◆ What to produce
Write the material out again exactly as it stands.

-- start of Information supplied --

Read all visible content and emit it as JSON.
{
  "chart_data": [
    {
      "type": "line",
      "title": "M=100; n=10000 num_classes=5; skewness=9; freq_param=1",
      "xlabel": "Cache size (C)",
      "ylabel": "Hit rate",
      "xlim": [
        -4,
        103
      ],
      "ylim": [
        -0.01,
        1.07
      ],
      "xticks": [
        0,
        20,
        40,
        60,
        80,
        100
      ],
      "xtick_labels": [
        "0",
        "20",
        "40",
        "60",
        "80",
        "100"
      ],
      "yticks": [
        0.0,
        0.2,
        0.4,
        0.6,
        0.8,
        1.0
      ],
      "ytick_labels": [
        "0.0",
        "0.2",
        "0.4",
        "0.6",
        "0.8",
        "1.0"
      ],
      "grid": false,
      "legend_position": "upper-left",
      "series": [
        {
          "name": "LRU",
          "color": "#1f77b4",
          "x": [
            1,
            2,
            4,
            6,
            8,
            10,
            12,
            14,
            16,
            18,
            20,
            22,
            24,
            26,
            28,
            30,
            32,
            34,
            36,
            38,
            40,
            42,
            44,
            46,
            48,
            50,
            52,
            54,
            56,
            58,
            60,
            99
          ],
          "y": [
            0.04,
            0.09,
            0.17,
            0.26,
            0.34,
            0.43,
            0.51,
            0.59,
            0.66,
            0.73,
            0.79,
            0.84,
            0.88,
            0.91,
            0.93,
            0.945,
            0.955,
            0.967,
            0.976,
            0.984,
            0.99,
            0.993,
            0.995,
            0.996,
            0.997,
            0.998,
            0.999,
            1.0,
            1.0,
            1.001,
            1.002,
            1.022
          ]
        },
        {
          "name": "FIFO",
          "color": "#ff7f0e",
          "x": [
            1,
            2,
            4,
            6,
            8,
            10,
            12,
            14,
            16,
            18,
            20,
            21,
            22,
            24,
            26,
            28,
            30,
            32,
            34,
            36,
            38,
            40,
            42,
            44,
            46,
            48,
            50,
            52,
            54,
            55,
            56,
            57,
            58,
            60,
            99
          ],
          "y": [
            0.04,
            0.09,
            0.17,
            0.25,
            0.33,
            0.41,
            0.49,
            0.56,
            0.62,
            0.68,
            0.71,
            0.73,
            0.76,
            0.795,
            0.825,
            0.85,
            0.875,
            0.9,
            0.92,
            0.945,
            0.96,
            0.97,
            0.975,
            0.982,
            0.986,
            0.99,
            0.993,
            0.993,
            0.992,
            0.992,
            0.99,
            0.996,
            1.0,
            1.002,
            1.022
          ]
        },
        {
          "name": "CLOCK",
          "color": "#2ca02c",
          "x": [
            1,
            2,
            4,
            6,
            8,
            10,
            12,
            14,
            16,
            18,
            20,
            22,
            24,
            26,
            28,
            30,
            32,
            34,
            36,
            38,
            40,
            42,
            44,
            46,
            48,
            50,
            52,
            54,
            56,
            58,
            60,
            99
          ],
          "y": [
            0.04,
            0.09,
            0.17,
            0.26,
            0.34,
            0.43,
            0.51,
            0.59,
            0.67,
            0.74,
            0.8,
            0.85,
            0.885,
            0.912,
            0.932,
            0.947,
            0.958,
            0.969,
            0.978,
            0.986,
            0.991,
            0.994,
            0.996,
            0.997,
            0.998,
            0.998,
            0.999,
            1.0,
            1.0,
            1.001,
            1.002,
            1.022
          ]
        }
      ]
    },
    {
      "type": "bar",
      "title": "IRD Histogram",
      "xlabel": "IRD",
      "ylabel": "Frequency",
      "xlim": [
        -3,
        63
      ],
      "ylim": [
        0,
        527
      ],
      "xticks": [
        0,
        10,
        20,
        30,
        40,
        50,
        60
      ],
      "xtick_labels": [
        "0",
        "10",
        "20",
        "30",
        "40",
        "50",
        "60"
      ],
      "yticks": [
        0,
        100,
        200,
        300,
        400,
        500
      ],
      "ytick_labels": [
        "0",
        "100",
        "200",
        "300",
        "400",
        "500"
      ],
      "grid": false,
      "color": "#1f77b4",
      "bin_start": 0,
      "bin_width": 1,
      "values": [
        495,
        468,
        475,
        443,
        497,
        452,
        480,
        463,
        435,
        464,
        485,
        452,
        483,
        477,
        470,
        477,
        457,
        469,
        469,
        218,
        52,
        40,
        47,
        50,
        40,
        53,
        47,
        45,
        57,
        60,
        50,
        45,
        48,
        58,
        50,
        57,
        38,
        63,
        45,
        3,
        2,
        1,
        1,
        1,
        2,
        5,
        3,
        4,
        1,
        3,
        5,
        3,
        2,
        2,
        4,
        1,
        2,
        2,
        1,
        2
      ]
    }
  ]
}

-- end of Information supplied --

◆ Written answer
Read all visible content and emit it as JSON.
{
  "chart_data": [
    {
      "type": "line",
      "title": "M=100; n=10000 num_classes=5; skewness=9; freq_param=1",
      "xlabel": "Cache size (C)",
      "ylabel": "Hit rate",
      "xlim": [
        -4,
        103
      ],
      "ylim": [
        -0.01,
        1.07
      ],
      "xticks": [
        0,
        20,
        40,
        60,
        80,
        100
      ],
      "xtick_labels": [
        "0",
        "20",
        "40",
        "60",
        "80",
        "100"
      ],
      "yticks": [
        0.0,
        0.2,
        0.4,
        0.6,
        0.8,
        1.0
      ],
      "ytick_labels": [
        "0.0",
        "0.2",
        "0.4",
        "0.6",
        "0.8",
        "1.0"
      ],
      "grid": false,
      "legend_position": "upper-left",
      "series": [
        {
          "name": "LRU",
          "color": "#1f77b4",
          "x": [
            1,
            2,
            4,
            6,
            8,
            10,
            12,
            14,
            16,
            18,
            20,
            22,
            24,
            26,
            28,
            30,
            32,
            34,
            36,
            38,
            40,
            42,
            44,
            46,
            48,
            50,
            52,
            54,
            56,
            58,
            60,
            99
          ],
          "y": [
            0.04,
            0.09,
            0.17,
            0.26,
            0.34,
            0.43,
            0.51,
            0.59,
            0.66,
            0.73,
            0.79,
            0.84,
            0.88,
            0.91,
            0.93,
            0.945,
            0.955,
            0.967,
            0.976,
            0.984,
            0.99,
            0.993,
            0.995,
            0.996,
            0.997,
            0.998,
            0.999,
            1.0,
            1.0,
            1.001,
            1.002,
            1.022
          ]
        },
        {
          "name": "FIFO",
          "color": "#ff7f0e",
          "x": [
            1,
            2,
            4,
            6,
            8,
            10,
            12,
            14,
            16,
            18,
            20,
            21,
            22,
            24,
            26,
            28,
            30,
            32,
            34,
            36,
            38,
            40,
            42,
            44,
            46,
            48,
            50,
            52,
            54,
            55,
            56,
            57,
            58,
            60,
            99
          ],
          "y": [
            0.04,
            0.09,
            0.17,
            0.25,
            0.33,
            0.41,
            0.49,
            0.56,
            0.62,
            0.68,
            0.71,
            0.73,
            0.76,
            0.795,
            0.825,
            0.85,
            0.875,
            0.9,
            0.92,
            0.945,
            0.96,
            0.97,
            0.975,
            0.982,
            0.986,
            0.99,
            0.993,
            0.993,
            0.992,
            0.992,
            0.99,
            0.996,
            1.0,
            1.002,
            1.022
          ]
        },
        {
          "name": "CLOCK",
          "color": "#2ca02c",
          "x": [
            1,
            2,
            4,
            6,
            8,
            10,
            12,
            14,
            16,
            18,
            20,
            22,
            24,
            26,
            28,
            30,
            32,
            34,
            36,
            38,
            40,
            42,
            44,
            46,
            48,
            50,
            52,
            54,
            56,
            58,
            60,
            99
          ],
          "y": [
            0.04,
            0.09,
            0.17,
            0.26,
            0.34,
            0.43,
            0.51,
            0.59,
            0.67,
            0.74,
            0.8,
            0.85,
            0.885,
            0.912,
            0.932,
            0.947,
            0.958,
            0.969,
            0.978,
            0.986,
            0.991,
            0.994,
            0.996,
            0.997,
            0.998,
            0.998,
            0.999,
            1.0,
            1.0,
            1.001,
            1.002,
            1.022
          ]
        }
      ]
    },
    {
      "type": "bar",
      "title": "IRD Histogram",
      "xlabel": "IRD",
      "ylabel": "Frequency",
      "xlim": [
        -3,
        63
      ],
      "ylim": [
        0,
        527
      ],
      "xticks": [
        0,
        10,
        20,
        30,
        40,
        50,
        60
      ],
      "xtick_labels": [
        "0",
        "10",
        "20",
        "30",
        "40",
        "50",
        "60"
      ],
      "yticks": [
        0,
        100,
        200,
        300,
        400,
        500
      ],
      "ytick_labels": [
        "0",
        "100",
        "200",
        "300",
        "400",
        "500"
      ],
      "grid": false,
      "color": "#1f77b4",
      "bin_start": 0,
      "bin_width": 1,
      "values": [
        495,
        468,
        475,
        443,
        497,
        452,
        480,
        463,
        435,
        464,
        485,
        452,
        483,
        477,
        470,
        477,
        457,
        469,
        469,
        218,
        52,
        40,
        47,
        50,
        40,
        53,
        47,
        45,
        57,
        60,
        50,
        45,
        48,
        58,
        50,
        57,
        38,
        63,
        45,
        3,
        2,
        1,
        1,
        1,
        2,
        5,
        3,
        4,
        1,
        3,
        5,
        3,
        2,
        2,
        4,
        1,
        2,
        2,
        1,
        2
      ]
    }
  ]
}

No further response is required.